At Nassau Open MRI in Westbury, 61‑year‑old Keith McAllister went in for what should have been a routine scan—still wearing the 20‑pound metal chain he used for weight training. His wife, Adrienne Jones‑McAllister, had just finished her own knee MRI and asked the technician to fetch her husband so she could climb down from the table. As Keith stepped into the room, the powerful magnetic field gripped his chain and yanked him forward in an instant.
“I watched him walk toward me and then the machine just snatched him,” Adrienne recounted in tears. “He went limp in my arms.” Although she screamed for the technician to shut the machine off and dial 911, Keith remained pinned against the scanner’s opening by his own weight for nearly an hour while staff struggled to free him. During that time, he suffered a series of heart attacks and, despite resuscitation efforts, later died from his injuries.
Adrienne insists the technician was fully aware of Keith’s chain—she says they had even joked about its size on previous visits—yet he allowed Keith to enter the room still wearing it. Their stepdaughter, Samantha Bodden, echoed her mother’s outrage, blaming the technician on social media and flatly denying reports that Keith had been barred from the MRI suite. “He was invited into the room by that same technician,” she wrote, demanding accountability for her stepfather’s premature death.

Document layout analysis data

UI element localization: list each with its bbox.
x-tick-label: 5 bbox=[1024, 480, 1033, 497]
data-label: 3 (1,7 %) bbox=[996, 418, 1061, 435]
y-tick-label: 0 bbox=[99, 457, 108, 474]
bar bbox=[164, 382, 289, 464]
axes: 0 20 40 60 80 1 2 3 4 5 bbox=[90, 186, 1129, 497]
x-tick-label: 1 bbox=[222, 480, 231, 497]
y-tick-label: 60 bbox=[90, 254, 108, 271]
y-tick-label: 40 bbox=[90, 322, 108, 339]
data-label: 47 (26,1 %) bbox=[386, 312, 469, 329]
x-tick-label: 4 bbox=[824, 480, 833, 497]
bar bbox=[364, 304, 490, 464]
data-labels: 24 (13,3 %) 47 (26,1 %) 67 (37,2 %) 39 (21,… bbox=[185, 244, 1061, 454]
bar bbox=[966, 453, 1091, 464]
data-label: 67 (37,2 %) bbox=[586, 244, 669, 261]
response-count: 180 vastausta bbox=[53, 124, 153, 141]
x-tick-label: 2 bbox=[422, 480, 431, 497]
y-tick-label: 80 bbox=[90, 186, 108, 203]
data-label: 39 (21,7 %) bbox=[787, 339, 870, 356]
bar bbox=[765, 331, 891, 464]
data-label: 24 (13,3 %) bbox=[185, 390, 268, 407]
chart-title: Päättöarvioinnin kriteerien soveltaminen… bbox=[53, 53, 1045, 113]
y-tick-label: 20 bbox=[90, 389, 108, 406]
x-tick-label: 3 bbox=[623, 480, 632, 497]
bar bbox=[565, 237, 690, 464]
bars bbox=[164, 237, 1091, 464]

Activity list —
(a) Reproduce the passage from the MRI accident account starting at "Adrienne insists the" and ending at "stepfather’s premature death.".
(b) Resume the account of the MRI accident in Westbury from its final sentence.

Responses by item number —
(a)
Adrienne insists the technician was fully aware of Keith’s chain—she says they had even joked about its size on previous visits—yet he allowed Keith to enter the room still wearing it. Their stepdaughter, Samantha Bodden, echoed her mother’s outrage, blaming the technician on social media and flatly denying reports that Keith had been barred from the MRI suite. “He was invited into the room by that same technician,” she wrote, demanding accountability for her stepfather’s premature death.

(b)
A Nassau County Police Department press release confirms that Keith entered the active scanning room with the heavy chain around his neck and was immediately pulled in by its magnetic force. As Adrienne watched helplessly, staff attempted to remove him but could not release the chain. By the time emergency responders arrived, Keith had already endured critical trauma.
Now, amid grief and disbelief, Adrienne and Samantha are calling for a full investigation into the tragic oversight that turned a standard medical procedure into a fatal accident.